### JOB
Reproduce the rows below verbatim, from the first line through the line containing "- legend-entry-1: Control: [262, 69, 316, 85]", with both of those lines included.

### SUPPLIED DATA
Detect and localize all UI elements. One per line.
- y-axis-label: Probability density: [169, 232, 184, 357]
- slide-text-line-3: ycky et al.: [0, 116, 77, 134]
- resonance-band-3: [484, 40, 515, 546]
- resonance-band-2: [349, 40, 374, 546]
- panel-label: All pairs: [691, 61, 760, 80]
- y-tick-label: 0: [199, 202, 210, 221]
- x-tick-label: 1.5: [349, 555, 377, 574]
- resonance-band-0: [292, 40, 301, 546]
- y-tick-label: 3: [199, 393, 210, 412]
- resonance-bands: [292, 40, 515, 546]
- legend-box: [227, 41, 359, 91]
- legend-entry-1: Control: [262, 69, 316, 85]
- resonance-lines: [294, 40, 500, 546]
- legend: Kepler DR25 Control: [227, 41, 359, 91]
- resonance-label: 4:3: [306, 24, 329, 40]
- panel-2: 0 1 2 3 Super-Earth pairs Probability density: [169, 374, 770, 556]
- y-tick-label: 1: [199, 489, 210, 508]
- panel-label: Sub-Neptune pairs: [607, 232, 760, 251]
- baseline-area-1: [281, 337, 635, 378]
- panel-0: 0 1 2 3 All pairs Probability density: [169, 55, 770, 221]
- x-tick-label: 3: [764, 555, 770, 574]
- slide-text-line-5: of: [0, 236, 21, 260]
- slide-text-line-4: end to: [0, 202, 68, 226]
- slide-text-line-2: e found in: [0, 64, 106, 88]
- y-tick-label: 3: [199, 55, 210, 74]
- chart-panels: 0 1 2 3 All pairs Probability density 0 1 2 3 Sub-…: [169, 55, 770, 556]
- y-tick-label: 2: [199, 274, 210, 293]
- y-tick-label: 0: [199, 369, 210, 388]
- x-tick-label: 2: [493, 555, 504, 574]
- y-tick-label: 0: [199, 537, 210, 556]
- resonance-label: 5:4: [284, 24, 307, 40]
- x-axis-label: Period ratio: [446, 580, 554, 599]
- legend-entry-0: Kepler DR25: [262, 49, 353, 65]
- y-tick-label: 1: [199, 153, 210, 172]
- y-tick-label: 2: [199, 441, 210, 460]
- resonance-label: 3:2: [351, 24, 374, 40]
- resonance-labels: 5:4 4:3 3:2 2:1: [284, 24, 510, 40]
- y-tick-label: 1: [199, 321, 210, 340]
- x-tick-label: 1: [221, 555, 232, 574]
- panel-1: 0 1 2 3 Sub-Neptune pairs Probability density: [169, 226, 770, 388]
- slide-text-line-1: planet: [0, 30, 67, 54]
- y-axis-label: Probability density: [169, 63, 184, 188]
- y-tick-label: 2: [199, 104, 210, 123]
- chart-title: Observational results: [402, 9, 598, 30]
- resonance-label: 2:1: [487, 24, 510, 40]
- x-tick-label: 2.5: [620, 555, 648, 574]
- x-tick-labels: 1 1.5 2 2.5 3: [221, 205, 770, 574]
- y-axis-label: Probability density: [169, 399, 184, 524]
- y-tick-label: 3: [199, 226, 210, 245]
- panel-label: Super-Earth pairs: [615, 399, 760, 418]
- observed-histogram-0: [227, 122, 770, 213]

### ANSWER TO THIS EXERCISE
Detect and localize all UI elements. One per line.
- y-axis-label: Probability density: [169, 232, 184, 357]
- slide-text-line-3: ycky et al.: [0, 116, 77, 134]
- resonance-band-3: [484, 40, 515, 546]
- resonance-band-2: [349, 40, 374, 546]
- panel-label: All pairs: [691, 61, 760, 80]
- y-tick-label: 0: [199, 202, 210, 221]
- x-tick-label: 1.5: [349, 555, 377, 574]
- resonance-band-0: [292, 40, 301, 546]
- y-tick-label: 3: [199, 393, 210, 412]
- resonance-bands: [292, 40, 515, 546]
- legend-box: [227, 41, 359, 91]
- legend-entry-1: Control: [262, 69, 316, 85]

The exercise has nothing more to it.